- **Data to use**:
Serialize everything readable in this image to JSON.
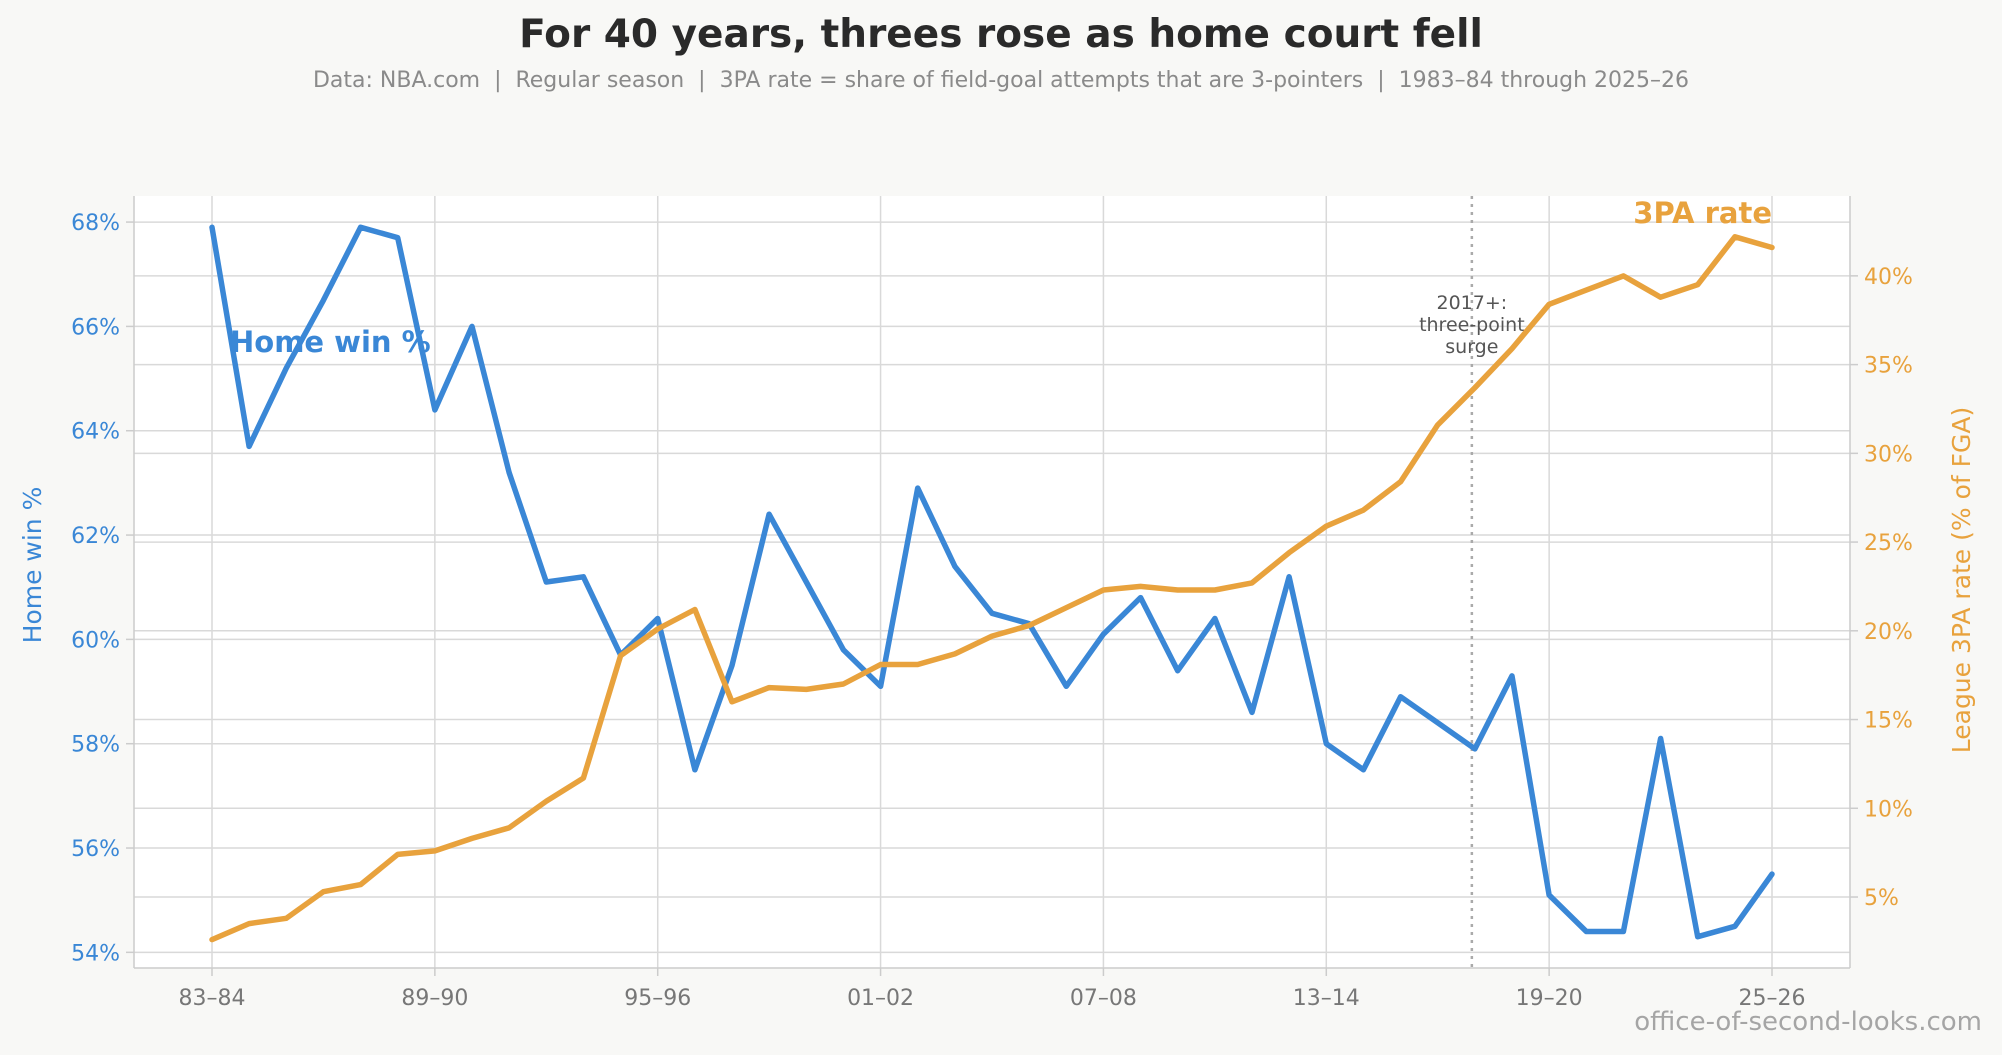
{
  "title": "For 40 years, threes rose as home court fell",
  "subtitle": "Data: NBA.com  |  Regular season  |  3PA rate = share of field-goal attempts that are 3-pointers  |  1983–84 through 2025–26",
  "watermark": "office-of-second-looks.com",
  "colors": {
    "home": "#3a87d6",
    "three": "#e8a23d",
    "grid": "#d9d9d9",
    "axis": "#cccccc",
    "text": "#777777"
  },
  "chart_data": {
    "type": "line",
    "x": [
      "83–84",
      "84–85",
      "85–86",
      "86–87",
      "87–88",
      "88–89",
      "89–90",
      "90–91",
      "91–92",
      "92–93",
      "93–94",
      "94–95",
      "95–96",
      "96–97",
      "97–98",
      "98–99",
      "99–00",
      "00–01",
      "01–02",
      "02–03",
      "03–04",
      "04–05",
      "05–06",
      "06–07",
      "07–08",
      "08–09",
      "09–10",
      "10–11",
      "11–12",
      "12–13",
      "13–14",
      "14–15",
      "15–16",
      "16–17",
      "17–18",
      "18–19",
      "19–20",
      "20–21",
      "21–22",
      "22–23",
      "23–24",
      "24–25",
      "25–26"
    ],
    "xticks": [
      "83–84",
      "89–90",
      "95–96",
      "01–02",
      "07–08",
      "13–14",
      "19–20",
      "25–26"
    ],
    "series": [
      {
        "name": "Home win %",
        "axis": "left",
        "values": [
          67.9,
          63.7,
          65.2,
          66.5,
          67.9,
          67.7,
          64.4,
          66.0,
          63.2,
          61.1,
          61.2,
          59.7,
          60.4,
          57.5,
          59.5,
          62.4,
          61.1,
          59.8,
          59.1,
          62.9,
          61.4,
          60.5,
          60.3,
          59.1,
          60.1,
          60.8,
          59.4,
          60.4,
          58.6,
          61.2,
          58.0,
          57.5,
          58.9,
          58.4,
          57.9,
          59.3,
          55.1,
          54.4,
          54.4,
          58.1,
          54.3,
          54.5,
          55.5
        ]
      },
      {
        "name": "3PA rate",
        "axis": "right",
        "values": [
          2.6,
          3.5,
          3.8,
          5.3,
          5.7,
          7.4,
          7.6,
          8.3,
          8.9,
          10.4,
          11.7,
          18.6,
          20.1,
          21.2,
          16.0,
          16.8,
          16.7,
          17.0,
          18.1,
          18.1,
          18.7,
          19.7,
          20.3,
          21.3,
          22.3,
          22.5,
          22.3,
          22.3,
          22.7,
          24.4,
          25.9,
          26.8,
          28.4,
          31.6,
          33.7,
          35.9,
          38.4,
          39.2,
          40.0,
          38.8,
          39.5,
          42.2,
          41.6
        ]
      }
    ],
    "yleft": {
      "label": "Home win %",
      "lim": [
        53.7,
        68.5
      ],
      "ticks": [
        54,
        56,
        58,
        60,
        62,
        64,
        66,
        68
      ],
      "suffix": "%"
    },
    "yright": {
      "label": "League 3PA rate (% of FGA)",
      "lim": [
        1.0,
        44.5
      ],
      "ticks": [
        5,
        10,
        15,
        20,
        25,
        30,
        35,
        40
      ],
      "suffix": "%"
    },
    "annotation": {
      "x": "17–18",
      "lines": [
        "2017+:",
        "three-point",
        "surge"
      ]
    },
    "labels": {
      "home": "Home win %",
      "three": "3PA rate"
    },
    "grid": true
  }
}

- **Prompt**:
What is the number of lines in this listing that contain the word "rate"? Answer with that number and nothing else.

- **Written response**:
4